Task: Only the lines holding the string "kontrl" are needed. Copy each one.

╭─ Items

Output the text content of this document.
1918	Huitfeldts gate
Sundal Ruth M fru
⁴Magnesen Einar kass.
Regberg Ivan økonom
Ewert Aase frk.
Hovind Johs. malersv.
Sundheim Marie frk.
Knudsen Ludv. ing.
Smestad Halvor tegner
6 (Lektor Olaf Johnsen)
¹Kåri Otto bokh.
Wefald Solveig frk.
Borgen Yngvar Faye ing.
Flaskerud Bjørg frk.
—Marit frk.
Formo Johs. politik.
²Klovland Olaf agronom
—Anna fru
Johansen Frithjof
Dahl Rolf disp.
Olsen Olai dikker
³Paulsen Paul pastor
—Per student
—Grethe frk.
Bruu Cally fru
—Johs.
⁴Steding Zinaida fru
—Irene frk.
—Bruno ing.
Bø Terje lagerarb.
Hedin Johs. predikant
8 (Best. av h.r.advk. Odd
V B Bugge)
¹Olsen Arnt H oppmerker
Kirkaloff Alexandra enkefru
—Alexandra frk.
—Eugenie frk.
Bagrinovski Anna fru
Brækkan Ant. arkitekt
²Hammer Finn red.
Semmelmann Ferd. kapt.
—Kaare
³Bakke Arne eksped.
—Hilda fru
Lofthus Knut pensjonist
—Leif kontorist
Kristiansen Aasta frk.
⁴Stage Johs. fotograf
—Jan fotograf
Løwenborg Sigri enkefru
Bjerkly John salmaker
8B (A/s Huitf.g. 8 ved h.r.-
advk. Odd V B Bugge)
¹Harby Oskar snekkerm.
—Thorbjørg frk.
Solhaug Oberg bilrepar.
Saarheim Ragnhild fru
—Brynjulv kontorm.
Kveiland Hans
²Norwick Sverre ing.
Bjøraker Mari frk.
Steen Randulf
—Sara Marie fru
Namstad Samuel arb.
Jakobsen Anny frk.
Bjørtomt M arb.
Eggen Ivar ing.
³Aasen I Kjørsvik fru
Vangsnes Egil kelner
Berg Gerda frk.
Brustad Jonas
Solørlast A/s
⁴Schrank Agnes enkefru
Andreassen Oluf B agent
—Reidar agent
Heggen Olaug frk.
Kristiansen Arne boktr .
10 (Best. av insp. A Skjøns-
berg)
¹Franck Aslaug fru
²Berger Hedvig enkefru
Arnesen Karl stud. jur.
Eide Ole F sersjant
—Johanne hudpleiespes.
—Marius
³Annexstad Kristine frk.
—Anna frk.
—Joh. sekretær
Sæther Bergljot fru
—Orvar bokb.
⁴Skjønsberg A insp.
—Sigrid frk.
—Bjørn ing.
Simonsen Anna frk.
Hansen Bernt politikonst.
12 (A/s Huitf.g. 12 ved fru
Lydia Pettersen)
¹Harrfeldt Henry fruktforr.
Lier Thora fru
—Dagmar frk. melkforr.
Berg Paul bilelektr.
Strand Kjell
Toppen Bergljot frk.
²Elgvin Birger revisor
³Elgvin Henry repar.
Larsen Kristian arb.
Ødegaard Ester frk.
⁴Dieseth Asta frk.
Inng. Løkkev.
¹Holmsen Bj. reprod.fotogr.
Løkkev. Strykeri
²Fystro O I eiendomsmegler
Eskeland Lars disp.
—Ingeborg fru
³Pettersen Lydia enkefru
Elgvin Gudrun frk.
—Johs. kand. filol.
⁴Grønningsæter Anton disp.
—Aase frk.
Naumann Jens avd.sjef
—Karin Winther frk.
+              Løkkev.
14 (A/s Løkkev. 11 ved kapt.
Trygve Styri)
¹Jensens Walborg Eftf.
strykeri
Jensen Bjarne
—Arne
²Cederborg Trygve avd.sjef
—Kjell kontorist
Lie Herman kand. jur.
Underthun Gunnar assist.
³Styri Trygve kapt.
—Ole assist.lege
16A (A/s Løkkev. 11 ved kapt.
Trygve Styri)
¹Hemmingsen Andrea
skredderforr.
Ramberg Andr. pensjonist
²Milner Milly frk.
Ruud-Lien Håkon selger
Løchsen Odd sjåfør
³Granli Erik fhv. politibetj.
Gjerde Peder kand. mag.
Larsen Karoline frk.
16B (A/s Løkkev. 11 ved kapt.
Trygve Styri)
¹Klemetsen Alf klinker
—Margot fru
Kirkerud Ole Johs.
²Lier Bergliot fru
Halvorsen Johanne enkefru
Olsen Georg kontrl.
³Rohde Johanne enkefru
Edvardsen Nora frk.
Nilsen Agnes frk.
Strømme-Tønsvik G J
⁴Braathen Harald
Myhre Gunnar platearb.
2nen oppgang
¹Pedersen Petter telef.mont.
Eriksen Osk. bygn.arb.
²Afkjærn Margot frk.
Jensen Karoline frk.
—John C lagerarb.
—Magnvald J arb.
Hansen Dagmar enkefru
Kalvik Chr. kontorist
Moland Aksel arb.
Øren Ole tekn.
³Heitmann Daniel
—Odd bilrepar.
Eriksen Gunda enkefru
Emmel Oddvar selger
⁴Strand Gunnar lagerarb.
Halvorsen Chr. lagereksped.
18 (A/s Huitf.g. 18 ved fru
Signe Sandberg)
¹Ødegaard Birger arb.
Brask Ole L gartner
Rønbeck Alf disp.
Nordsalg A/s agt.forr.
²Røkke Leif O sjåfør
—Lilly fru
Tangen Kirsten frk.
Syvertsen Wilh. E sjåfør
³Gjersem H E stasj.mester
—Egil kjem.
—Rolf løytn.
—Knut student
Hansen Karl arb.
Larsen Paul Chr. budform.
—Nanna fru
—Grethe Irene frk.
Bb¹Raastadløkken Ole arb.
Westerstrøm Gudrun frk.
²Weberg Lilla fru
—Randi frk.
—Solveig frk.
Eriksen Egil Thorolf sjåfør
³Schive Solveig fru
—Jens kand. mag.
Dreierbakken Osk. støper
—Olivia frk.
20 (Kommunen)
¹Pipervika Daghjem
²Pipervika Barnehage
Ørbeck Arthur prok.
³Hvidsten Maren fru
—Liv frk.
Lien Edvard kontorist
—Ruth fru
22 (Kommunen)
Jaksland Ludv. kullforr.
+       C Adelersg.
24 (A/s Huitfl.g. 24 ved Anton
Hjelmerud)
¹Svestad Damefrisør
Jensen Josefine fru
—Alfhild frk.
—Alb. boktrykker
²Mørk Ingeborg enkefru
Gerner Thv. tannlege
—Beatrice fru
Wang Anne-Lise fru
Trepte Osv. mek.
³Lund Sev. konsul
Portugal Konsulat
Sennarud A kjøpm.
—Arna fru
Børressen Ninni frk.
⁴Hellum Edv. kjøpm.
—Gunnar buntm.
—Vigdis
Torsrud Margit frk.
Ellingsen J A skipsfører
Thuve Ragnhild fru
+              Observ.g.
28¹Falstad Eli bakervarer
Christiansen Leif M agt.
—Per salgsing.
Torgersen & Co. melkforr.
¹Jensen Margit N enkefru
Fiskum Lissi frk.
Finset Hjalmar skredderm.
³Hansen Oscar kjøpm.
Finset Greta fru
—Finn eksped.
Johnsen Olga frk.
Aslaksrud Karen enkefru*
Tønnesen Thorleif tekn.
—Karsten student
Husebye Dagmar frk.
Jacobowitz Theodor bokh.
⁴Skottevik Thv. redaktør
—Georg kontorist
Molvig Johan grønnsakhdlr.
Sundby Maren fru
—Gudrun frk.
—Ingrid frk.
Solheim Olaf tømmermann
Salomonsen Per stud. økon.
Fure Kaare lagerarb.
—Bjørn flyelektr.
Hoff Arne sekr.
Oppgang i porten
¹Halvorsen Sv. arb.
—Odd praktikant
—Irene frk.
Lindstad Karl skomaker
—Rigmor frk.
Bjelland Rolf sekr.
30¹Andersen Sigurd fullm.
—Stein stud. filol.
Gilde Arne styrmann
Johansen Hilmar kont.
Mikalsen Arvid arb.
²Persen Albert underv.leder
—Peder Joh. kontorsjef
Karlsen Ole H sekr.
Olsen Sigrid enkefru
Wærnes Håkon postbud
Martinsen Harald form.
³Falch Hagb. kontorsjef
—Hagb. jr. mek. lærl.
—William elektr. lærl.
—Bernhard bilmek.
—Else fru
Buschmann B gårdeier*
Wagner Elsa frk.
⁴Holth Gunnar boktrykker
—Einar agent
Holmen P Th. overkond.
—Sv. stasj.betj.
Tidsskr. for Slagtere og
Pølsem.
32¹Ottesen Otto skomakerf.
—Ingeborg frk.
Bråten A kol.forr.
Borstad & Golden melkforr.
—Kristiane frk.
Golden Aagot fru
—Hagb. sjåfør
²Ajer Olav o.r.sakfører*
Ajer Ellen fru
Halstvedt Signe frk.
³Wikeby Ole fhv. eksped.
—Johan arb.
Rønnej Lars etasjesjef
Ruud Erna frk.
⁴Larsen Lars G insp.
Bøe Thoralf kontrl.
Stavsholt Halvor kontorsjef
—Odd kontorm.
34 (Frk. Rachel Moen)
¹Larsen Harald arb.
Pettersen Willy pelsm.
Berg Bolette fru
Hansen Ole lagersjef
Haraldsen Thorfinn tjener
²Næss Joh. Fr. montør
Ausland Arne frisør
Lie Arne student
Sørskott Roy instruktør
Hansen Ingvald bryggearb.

╰─

Result of the task:
Olsen Georg kontrl.
Bøe Thoralf kontrl.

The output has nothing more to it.